- [TASK DESCRIPTION]: Can you copy out the lines below verbatim, from the line containing "x-tick-label: 12 — [399, 923, 420, 946]" through the line containing "x-tick-label: 14 — [545, 923, 566, 946]", both included?

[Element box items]
§
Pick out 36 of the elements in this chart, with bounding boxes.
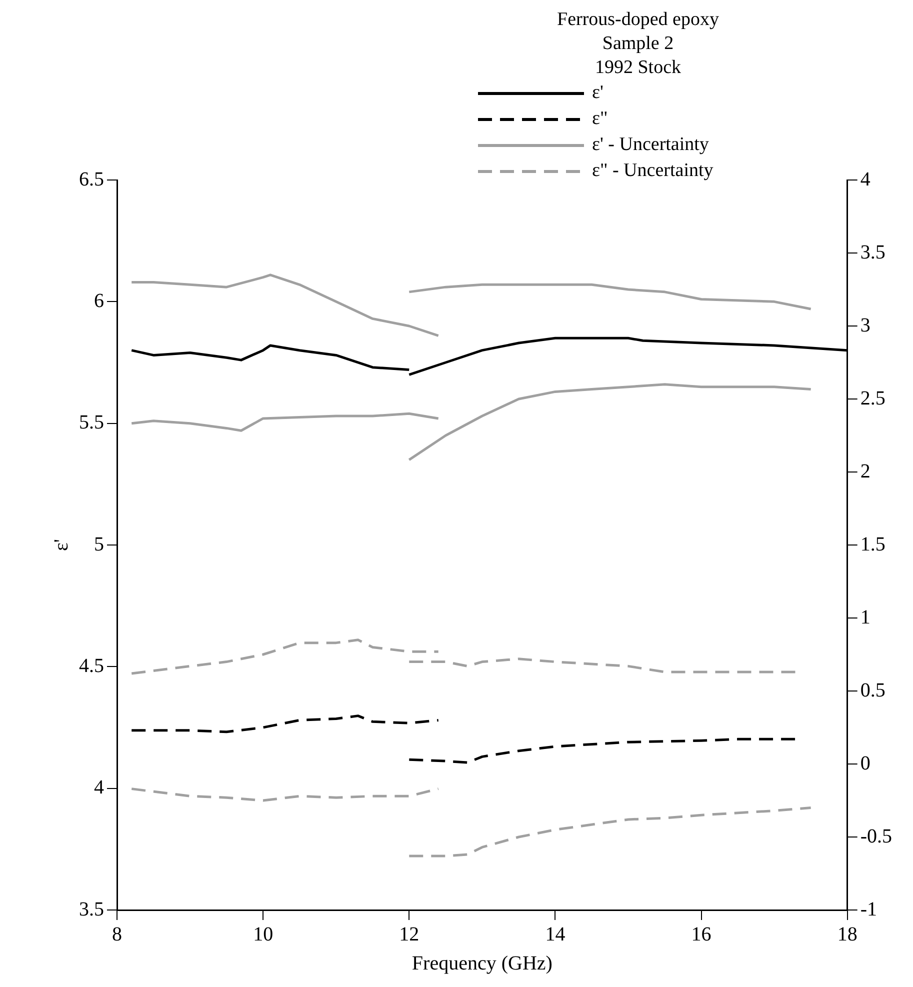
x-tick-label: 12 — [399, 923, 420, 946]
line-series — [408, 738, 798, 764]
y2-tick-label: 4 — [860, 168, 870, 190]
legend-label: ε' - Uncertainty — [592, 134, 709, 156]
y2-tick-label: -0.5 — [860, 825, 892, 848]
x-tick-label: 14 — [545, 923, 566, 946]
y-tick-label: 6.5 — [79, 168, 104, 190]
y2-tick-label: 1.5 — [860, 533, 886, 556]
line-series — [130, 638, 440, 675]
y2-tick-label: 1 — [860, 606, 870, 628]
y2-tick-label: 0 — [860, 752, 870, 774]
y-tick-label: 4 — [94, 776, 104, 799]
legend-label: ε" - Uncertainty — [592, 160, 714, 182]
y2-tick-label: -1 — [860, 898, 878, 920]
y-tick-label: 5.5 — [79, 412, 104, 434]
y-tick-label: 3.5 — [79, 898, 104, 920]
y-tick-label: 5 — [94, 533, 104, 556]
line-series — [408, 658, 798, 674]
y2-tick-label: 3.5 — [860, 241, 886, 264]
x-tick-label: 8 — [112, 923, 122, 946]
y2-tick-label: 0.5 — [860, 679, 886, 702]
y2-tick-label: 2.5 — [860, 387, 886, 410]
x-axis-title: Frequency (GHz) — [412, 952, 552, 974]
y-tick-label: 4.5 — [79, 654, 104, 677]
y2-tick-label: 3 — [860, 314, 870, 336]
y-tick-label: 6 — [94, 290, 104, 312]
line-series — [408, 806, 812, 858]
line-series — [130, 788, 440, 802]
legend-label: ε' — [592, 82, 604, 104]
y2-tick-label: 2 — [860, 460, 870, 482]
legend-label: ε" — [592, 108, 608, 130]
line-series — [130, 714, 440, 734]
x-tick-label: 16 — [691, 923, 712, 946]
y-axis-title: ε' — [50, 538, 72, 552]
x-tick-label: 10 — [253, 923, 274, 946]
x-tick-label: 18 — [837, 923, 858, 946]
§
- [ANSWER IN FULL]:
x-tick-label: 12 — [399, 923, 420, 946]
line-series — [408, 738, 798, 764]
y2-tick-label: 4 — [860, 168, 870, 190]
legend-label: ε' - Uncertainty — [592, 134, 709, 156]
y2-tick-label: -0.5 — [860, 825, 892, 848]
x-tick-label: 14 — [545, 923, 566, 946]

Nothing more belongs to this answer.